- SET EXERCISE:
Pull out every line below containing the word "steps".

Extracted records
════════════════════

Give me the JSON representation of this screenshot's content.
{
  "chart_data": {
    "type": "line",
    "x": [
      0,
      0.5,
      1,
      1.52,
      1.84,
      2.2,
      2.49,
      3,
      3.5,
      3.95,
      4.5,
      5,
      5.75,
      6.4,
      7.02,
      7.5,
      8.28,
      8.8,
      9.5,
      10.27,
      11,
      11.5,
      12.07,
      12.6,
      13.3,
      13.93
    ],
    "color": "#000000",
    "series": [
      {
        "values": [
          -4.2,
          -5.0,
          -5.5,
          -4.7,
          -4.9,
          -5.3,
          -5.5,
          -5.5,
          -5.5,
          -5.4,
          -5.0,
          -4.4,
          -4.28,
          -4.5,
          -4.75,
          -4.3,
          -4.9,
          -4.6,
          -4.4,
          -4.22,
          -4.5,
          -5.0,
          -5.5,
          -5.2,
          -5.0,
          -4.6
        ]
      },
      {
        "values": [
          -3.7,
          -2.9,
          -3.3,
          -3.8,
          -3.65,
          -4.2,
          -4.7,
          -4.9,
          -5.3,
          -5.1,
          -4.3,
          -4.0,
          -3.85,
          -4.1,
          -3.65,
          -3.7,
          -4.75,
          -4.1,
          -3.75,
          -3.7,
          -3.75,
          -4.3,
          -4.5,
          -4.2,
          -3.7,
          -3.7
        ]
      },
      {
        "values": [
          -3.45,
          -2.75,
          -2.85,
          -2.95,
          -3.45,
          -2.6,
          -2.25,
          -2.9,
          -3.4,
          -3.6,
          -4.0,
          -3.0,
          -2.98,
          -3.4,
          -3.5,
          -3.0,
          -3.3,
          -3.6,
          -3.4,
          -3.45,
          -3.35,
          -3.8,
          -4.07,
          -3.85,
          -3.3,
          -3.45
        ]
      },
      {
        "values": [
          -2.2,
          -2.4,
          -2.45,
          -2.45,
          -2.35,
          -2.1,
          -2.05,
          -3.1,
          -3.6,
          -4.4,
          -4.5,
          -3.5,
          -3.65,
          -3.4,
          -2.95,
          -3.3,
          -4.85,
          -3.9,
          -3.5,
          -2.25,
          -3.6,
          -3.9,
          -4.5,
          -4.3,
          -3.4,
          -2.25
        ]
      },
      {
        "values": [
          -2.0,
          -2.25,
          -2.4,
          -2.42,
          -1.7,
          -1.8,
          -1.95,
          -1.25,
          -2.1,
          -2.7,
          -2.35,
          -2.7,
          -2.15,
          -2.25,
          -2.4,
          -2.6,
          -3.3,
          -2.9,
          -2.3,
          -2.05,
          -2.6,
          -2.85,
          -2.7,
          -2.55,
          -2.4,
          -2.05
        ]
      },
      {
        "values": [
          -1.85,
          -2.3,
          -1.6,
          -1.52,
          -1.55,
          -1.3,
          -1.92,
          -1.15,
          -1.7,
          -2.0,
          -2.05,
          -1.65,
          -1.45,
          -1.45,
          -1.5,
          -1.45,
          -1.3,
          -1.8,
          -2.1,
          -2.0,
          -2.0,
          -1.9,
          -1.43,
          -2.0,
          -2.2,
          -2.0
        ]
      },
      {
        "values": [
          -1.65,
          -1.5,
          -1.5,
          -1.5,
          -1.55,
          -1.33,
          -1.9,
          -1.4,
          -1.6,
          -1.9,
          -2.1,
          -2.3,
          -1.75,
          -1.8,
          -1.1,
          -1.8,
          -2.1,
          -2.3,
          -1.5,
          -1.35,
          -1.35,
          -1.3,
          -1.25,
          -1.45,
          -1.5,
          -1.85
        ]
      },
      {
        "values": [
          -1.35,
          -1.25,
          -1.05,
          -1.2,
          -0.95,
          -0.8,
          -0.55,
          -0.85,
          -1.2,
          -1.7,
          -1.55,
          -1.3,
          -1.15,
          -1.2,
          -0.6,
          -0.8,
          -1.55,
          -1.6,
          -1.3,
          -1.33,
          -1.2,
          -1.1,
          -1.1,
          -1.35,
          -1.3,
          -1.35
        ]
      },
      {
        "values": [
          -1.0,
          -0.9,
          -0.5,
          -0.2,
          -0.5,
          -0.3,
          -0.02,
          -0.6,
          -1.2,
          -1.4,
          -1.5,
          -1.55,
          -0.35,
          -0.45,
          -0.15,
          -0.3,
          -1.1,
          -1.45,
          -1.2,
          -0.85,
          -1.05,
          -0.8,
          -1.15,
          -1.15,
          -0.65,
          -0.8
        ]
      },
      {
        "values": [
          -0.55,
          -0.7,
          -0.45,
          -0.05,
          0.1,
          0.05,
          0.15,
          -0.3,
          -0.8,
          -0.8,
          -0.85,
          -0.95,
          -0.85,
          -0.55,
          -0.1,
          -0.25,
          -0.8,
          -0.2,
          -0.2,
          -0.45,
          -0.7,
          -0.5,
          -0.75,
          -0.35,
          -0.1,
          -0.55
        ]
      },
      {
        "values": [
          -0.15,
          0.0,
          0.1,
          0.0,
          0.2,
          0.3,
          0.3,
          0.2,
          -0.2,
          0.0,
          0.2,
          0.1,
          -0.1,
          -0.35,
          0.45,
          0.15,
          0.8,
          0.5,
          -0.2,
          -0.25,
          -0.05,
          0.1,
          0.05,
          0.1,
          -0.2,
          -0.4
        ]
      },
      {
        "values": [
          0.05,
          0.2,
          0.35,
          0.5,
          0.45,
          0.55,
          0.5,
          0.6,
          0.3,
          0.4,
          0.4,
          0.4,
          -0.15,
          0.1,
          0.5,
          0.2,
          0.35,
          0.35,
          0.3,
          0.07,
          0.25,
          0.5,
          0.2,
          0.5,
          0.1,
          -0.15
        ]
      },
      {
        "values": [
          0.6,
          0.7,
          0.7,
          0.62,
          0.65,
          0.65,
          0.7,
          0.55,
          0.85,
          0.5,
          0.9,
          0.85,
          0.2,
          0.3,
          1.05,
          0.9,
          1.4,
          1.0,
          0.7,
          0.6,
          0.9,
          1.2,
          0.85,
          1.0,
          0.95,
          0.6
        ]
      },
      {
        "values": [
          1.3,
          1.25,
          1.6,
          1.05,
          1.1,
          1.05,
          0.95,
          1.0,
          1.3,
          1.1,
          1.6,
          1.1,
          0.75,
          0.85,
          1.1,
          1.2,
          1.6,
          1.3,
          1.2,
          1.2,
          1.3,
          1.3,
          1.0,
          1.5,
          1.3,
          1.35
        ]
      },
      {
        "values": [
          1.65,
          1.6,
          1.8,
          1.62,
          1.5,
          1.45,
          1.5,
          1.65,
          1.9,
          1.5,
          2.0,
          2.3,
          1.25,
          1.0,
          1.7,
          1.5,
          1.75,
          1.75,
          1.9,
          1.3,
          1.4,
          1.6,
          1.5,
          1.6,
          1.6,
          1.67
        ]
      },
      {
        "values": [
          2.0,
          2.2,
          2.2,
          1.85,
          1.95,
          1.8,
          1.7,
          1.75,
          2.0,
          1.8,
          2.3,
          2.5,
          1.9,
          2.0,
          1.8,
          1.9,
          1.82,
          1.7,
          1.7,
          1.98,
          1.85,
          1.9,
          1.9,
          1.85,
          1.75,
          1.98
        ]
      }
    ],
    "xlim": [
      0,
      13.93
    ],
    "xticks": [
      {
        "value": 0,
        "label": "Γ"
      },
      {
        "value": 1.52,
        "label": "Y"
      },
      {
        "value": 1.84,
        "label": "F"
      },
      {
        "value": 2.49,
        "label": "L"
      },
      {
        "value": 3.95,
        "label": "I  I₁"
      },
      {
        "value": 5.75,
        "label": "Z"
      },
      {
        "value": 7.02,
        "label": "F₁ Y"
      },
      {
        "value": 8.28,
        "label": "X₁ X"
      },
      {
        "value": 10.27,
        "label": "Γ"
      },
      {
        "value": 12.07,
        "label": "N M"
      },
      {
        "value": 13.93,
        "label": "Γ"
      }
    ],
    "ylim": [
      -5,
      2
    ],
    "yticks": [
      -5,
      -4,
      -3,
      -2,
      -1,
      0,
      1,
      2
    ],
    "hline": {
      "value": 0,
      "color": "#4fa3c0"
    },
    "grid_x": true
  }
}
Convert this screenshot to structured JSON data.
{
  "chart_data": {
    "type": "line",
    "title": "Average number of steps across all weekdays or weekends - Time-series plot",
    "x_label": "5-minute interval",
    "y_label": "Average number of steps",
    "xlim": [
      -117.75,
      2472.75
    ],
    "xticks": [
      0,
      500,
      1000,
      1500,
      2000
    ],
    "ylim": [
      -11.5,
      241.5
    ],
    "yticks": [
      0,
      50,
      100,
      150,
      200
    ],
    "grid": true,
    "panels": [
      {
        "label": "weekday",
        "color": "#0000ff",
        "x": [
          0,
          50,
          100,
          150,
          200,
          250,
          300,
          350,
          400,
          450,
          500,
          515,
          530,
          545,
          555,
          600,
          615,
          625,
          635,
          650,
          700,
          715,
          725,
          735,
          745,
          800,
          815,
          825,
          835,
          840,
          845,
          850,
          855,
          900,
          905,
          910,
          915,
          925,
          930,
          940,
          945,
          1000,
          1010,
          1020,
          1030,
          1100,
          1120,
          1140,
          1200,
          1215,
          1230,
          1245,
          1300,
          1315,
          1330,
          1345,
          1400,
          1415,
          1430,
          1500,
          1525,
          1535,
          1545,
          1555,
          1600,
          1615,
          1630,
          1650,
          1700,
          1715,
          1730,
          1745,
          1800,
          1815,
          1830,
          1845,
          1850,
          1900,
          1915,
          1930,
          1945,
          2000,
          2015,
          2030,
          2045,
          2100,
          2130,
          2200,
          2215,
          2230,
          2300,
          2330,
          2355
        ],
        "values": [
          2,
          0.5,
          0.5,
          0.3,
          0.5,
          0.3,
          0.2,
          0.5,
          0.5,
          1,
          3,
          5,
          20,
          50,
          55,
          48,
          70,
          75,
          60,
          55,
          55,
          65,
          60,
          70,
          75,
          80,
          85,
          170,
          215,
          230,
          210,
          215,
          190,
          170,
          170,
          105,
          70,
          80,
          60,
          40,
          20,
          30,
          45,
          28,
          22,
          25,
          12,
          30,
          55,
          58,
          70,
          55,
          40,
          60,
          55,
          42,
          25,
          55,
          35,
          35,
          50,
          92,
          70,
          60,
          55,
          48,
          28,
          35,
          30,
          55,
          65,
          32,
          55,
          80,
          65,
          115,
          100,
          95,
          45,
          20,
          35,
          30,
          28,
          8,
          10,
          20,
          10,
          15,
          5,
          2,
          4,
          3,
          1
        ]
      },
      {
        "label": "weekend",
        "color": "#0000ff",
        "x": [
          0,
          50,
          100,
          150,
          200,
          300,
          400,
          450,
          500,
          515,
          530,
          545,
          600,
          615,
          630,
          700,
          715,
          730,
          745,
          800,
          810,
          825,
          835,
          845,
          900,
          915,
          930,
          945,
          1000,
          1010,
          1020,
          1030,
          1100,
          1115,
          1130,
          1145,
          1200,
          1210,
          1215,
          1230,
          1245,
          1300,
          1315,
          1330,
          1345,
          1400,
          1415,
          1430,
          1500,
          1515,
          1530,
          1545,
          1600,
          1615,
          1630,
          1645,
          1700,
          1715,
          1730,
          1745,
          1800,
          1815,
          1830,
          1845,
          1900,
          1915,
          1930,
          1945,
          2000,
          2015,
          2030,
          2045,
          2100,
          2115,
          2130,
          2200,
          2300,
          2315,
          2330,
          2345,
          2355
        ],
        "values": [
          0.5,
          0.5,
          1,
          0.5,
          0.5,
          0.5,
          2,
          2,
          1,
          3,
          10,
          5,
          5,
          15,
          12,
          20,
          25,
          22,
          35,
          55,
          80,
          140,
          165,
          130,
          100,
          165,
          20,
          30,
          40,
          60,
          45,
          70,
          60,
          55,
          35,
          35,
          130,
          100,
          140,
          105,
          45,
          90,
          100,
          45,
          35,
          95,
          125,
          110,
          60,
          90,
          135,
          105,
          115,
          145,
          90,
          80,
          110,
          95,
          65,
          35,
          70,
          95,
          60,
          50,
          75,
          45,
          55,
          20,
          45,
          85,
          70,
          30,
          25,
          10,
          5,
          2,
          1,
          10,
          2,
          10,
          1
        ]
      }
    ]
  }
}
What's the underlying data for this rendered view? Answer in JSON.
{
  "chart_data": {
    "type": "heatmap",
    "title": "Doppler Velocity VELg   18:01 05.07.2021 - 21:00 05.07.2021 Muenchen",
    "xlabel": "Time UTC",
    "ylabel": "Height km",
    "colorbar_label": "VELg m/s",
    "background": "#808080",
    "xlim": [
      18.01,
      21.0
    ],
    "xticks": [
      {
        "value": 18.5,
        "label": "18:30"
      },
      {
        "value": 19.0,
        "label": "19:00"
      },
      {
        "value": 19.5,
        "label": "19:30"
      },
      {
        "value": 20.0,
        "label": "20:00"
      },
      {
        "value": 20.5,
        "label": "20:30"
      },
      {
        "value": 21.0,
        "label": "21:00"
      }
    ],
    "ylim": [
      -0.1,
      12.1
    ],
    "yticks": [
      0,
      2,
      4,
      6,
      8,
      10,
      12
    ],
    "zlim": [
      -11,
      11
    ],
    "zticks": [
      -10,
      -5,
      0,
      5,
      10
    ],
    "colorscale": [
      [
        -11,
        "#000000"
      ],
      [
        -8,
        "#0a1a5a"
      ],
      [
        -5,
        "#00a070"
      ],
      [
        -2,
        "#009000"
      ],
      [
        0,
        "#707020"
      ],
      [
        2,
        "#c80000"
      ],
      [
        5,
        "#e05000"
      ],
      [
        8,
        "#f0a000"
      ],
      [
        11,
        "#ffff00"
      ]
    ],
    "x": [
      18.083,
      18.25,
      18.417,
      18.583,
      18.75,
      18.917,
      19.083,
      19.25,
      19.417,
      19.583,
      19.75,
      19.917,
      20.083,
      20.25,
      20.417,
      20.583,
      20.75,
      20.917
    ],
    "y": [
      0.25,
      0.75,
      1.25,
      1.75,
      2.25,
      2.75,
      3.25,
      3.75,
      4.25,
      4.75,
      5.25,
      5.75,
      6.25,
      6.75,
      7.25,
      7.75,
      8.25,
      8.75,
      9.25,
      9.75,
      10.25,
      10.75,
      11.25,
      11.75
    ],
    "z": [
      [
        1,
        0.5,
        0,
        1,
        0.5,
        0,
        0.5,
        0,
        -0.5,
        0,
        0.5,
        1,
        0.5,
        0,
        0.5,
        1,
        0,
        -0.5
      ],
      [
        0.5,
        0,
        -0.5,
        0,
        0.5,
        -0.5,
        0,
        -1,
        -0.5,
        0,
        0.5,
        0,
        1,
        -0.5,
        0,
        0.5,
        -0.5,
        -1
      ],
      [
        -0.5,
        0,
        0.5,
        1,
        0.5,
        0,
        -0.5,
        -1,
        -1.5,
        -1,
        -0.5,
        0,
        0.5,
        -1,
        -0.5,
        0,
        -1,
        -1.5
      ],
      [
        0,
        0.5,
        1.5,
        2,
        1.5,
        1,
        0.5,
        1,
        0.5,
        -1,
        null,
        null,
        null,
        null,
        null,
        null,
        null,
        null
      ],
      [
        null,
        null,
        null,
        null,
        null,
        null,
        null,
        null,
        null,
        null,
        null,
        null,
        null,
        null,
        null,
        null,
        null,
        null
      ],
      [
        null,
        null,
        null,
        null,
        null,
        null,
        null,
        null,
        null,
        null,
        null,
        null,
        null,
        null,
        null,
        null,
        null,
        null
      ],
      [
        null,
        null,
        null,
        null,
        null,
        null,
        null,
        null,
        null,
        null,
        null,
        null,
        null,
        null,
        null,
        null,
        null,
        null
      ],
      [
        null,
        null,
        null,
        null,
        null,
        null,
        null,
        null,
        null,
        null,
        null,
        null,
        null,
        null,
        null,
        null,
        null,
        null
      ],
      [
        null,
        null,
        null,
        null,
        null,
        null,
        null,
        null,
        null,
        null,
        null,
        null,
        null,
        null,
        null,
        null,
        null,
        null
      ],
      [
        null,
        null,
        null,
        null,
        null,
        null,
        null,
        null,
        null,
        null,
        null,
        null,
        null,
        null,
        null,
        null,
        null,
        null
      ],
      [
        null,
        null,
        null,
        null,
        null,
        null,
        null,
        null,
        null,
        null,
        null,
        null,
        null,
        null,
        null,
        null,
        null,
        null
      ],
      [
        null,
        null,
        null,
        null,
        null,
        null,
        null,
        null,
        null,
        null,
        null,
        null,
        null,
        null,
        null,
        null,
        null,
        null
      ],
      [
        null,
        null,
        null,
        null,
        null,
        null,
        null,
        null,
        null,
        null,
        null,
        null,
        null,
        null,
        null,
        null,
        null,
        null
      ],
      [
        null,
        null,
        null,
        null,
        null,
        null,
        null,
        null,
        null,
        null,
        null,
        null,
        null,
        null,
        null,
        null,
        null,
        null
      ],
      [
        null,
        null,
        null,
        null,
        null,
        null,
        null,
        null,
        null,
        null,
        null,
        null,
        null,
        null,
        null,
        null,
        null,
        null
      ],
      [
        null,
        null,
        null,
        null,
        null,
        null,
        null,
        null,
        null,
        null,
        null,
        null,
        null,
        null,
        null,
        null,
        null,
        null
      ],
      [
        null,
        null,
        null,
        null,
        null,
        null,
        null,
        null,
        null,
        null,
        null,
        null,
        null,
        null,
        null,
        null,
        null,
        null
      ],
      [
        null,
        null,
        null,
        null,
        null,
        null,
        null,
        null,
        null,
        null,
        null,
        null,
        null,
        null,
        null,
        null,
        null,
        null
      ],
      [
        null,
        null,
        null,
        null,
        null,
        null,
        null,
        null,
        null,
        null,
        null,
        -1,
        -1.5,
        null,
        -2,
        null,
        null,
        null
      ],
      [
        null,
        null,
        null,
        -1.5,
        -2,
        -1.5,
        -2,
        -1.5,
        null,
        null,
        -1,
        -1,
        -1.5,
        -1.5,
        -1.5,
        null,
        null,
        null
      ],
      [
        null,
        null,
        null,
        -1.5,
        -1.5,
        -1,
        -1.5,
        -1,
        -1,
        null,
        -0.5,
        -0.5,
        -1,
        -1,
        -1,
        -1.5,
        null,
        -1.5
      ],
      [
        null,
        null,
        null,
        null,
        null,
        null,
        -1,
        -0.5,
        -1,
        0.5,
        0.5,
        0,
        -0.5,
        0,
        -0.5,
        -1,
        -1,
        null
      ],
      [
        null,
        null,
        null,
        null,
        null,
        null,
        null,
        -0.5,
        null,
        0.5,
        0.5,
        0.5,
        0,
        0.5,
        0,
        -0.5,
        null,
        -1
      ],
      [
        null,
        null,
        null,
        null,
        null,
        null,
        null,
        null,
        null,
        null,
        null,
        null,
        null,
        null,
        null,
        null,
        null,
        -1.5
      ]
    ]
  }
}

════════════════════

- EXERCISE RESULT:
    "title": "Average number of steps across all weekdays or weekends - Time-series plot",
    "y_label": "Average number of steps",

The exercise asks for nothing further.